**The problem**.
Filter out everything except lines holding "filled".

**Listing**.
- - - - - - -
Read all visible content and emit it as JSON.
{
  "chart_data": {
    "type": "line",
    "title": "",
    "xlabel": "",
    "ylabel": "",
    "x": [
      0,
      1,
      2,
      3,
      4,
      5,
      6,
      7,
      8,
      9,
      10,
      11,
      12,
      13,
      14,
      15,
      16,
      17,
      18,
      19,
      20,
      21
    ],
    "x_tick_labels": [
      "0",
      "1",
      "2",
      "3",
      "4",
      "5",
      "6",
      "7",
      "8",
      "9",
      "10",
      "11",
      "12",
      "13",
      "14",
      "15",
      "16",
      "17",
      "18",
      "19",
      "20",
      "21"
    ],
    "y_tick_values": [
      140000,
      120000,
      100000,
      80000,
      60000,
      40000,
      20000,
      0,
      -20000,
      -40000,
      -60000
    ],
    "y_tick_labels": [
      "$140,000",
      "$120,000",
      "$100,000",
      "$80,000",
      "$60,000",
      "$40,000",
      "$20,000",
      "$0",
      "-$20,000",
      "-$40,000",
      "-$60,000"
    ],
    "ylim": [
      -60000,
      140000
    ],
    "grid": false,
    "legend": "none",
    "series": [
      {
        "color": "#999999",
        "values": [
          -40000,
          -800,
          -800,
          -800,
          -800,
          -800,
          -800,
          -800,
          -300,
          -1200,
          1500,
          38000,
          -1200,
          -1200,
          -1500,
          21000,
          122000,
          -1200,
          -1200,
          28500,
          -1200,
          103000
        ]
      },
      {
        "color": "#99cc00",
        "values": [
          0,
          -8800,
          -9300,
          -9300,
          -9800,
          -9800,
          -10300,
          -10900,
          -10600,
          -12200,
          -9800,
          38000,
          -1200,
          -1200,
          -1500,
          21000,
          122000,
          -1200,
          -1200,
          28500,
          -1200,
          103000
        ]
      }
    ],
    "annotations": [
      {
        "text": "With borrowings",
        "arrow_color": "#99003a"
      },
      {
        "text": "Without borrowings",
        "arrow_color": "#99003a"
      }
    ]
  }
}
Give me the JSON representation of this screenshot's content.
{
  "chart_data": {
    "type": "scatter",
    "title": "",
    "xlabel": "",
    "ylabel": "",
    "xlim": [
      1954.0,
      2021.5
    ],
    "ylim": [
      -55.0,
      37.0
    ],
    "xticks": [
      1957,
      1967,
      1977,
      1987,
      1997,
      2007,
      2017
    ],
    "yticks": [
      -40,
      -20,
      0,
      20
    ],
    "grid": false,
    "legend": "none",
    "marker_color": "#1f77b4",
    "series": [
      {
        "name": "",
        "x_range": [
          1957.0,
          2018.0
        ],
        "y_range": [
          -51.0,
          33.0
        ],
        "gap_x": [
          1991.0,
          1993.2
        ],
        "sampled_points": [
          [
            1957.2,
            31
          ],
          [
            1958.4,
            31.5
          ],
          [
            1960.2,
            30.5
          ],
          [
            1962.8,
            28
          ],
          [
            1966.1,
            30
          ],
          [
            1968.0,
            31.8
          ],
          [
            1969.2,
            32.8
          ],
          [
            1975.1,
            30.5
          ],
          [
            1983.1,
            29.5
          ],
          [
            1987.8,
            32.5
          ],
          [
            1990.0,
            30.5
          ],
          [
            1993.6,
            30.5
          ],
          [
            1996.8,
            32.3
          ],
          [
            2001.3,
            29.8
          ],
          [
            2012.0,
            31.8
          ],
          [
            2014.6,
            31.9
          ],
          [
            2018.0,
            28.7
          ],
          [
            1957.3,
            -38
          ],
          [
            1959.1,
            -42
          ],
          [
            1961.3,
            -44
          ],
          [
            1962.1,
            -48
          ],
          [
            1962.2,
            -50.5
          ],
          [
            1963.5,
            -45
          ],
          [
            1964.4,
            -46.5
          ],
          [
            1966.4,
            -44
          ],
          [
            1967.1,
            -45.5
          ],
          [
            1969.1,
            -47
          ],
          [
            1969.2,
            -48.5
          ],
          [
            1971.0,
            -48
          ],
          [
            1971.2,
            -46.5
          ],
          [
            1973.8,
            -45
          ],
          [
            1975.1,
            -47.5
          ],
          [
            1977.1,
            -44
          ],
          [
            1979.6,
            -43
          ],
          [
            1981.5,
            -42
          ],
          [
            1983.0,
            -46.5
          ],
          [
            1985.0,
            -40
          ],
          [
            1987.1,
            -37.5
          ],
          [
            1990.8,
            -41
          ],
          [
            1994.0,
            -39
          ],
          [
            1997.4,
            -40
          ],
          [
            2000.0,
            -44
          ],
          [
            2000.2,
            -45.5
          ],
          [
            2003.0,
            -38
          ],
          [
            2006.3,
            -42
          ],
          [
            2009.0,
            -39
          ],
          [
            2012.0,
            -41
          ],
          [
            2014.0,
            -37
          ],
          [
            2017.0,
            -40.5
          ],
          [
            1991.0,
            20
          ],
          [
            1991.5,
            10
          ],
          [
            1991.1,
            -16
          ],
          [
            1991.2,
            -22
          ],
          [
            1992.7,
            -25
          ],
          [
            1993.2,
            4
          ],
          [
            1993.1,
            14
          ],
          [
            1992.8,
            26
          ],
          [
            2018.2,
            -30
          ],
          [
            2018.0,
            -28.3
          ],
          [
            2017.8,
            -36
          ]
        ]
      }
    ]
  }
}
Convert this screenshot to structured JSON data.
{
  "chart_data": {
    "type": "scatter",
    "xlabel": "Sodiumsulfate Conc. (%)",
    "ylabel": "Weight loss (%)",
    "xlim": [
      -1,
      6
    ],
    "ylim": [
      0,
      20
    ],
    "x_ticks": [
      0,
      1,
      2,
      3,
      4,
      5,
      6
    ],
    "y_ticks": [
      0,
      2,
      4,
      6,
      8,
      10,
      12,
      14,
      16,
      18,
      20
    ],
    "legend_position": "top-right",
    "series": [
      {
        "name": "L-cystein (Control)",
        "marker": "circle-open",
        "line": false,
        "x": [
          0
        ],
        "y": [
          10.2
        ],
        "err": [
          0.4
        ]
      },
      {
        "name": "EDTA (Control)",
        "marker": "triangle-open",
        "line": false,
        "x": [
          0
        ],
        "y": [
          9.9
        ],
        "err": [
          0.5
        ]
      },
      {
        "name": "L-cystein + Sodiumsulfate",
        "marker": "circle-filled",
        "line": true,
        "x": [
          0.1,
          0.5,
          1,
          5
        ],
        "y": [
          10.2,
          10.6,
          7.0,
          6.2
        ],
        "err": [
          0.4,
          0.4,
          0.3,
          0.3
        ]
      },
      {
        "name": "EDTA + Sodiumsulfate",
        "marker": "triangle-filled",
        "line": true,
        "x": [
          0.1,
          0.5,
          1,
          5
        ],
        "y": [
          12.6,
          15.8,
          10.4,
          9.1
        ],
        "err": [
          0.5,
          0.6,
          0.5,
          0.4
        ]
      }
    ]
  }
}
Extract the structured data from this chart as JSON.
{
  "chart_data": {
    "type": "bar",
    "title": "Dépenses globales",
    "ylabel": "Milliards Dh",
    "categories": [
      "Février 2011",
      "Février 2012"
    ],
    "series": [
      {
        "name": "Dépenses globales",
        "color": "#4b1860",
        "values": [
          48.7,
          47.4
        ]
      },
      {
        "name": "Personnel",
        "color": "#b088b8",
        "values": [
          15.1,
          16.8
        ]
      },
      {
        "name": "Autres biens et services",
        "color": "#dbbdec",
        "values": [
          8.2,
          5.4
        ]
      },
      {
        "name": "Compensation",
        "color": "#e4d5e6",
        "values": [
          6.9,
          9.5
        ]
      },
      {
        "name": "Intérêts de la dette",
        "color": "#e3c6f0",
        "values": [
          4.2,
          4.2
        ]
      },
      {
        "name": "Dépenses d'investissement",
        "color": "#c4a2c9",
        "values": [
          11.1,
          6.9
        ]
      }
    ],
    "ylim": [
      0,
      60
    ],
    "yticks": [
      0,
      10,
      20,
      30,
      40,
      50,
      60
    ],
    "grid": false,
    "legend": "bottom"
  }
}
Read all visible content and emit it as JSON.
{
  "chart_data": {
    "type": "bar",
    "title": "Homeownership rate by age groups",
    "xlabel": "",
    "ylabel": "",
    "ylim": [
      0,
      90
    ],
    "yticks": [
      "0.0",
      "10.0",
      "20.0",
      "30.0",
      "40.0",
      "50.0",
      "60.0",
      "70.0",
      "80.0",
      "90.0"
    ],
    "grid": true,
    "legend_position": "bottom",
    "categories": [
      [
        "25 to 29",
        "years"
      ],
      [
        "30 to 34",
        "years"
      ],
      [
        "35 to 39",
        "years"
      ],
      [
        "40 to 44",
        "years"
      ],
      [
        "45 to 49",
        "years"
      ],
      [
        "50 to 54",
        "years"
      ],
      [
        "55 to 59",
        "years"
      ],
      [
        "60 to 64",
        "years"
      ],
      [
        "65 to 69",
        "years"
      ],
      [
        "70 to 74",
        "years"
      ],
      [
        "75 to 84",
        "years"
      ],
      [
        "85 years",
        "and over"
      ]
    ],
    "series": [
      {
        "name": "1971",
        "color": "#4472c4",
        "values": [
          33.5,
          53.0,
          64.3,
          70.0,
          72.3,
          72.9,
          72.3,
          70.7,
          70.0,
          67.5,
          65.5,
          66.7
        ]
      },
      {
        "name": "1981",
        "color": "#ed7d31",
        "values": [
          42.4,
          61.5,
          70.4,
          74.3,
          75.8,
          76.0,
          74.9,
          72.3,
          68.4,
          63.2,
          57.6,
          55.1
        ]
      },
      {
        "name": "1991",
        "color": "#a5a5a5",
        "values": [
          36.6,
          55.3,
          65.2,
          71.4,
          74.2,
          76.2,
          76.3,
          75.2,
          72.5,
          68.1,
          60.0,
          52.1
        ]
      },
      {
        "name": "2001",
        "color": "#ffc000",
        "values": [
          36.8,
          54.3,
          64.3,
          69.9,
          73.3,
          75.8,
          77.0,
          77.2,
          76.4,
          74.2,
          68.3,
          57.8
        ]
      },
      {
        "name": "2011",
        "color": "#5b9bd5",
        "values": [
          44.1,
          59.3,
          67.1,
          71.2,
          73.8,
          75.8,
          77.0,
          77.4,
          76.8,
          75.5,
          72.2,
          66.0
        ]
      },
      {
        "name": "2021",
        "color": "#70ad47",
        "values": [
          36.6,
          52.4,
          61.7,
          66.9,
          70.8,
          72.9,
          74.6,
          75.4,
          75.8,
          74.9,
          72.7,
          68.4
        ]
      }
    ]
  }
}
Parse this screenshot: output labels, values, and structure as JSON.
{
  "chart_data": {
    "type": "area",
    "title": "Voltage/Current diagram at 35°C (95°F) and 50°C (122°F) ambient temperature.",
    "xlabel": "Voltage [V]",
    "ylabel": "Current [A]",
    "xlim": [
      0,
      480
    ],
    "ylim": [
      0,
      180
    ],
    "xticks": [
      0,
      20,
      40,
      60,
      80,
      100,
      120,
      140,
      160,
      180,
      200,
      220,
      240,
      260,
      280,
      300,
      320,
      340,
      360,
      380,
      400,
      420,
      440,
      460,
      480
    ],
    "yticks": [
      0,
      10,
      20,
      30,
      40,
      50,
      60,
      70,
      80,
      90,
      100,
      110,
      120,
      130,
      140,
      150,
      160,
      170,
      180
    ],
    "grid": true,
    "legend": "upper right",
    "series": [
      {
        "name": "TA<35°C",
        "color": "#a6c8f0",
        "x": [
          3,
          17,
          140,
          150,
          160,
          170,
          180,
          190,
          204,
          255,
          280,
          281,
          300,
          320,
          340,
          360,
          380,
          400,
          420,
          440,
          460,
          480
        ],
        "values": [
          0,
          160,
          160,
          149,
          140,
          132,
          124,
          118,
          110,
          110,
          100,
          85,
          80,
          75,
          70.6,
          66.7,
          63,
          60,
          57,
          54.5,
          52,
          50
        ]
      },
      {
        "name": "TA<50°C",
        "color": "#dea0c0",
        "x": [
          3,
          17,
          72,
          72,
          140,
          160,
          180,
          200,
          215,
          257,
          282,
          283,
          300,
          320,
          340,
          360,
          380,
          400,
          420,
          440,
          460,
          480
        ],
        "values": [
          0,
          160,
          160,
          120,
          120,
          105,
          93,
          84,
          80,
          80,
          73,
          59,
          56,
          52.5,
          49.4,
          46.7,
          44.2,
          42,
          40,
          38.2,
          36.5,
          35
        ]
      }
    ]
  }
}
- - - - - - -
**Written response**.
        "marker": "circle-filled",
        "marker": "triangle-filled",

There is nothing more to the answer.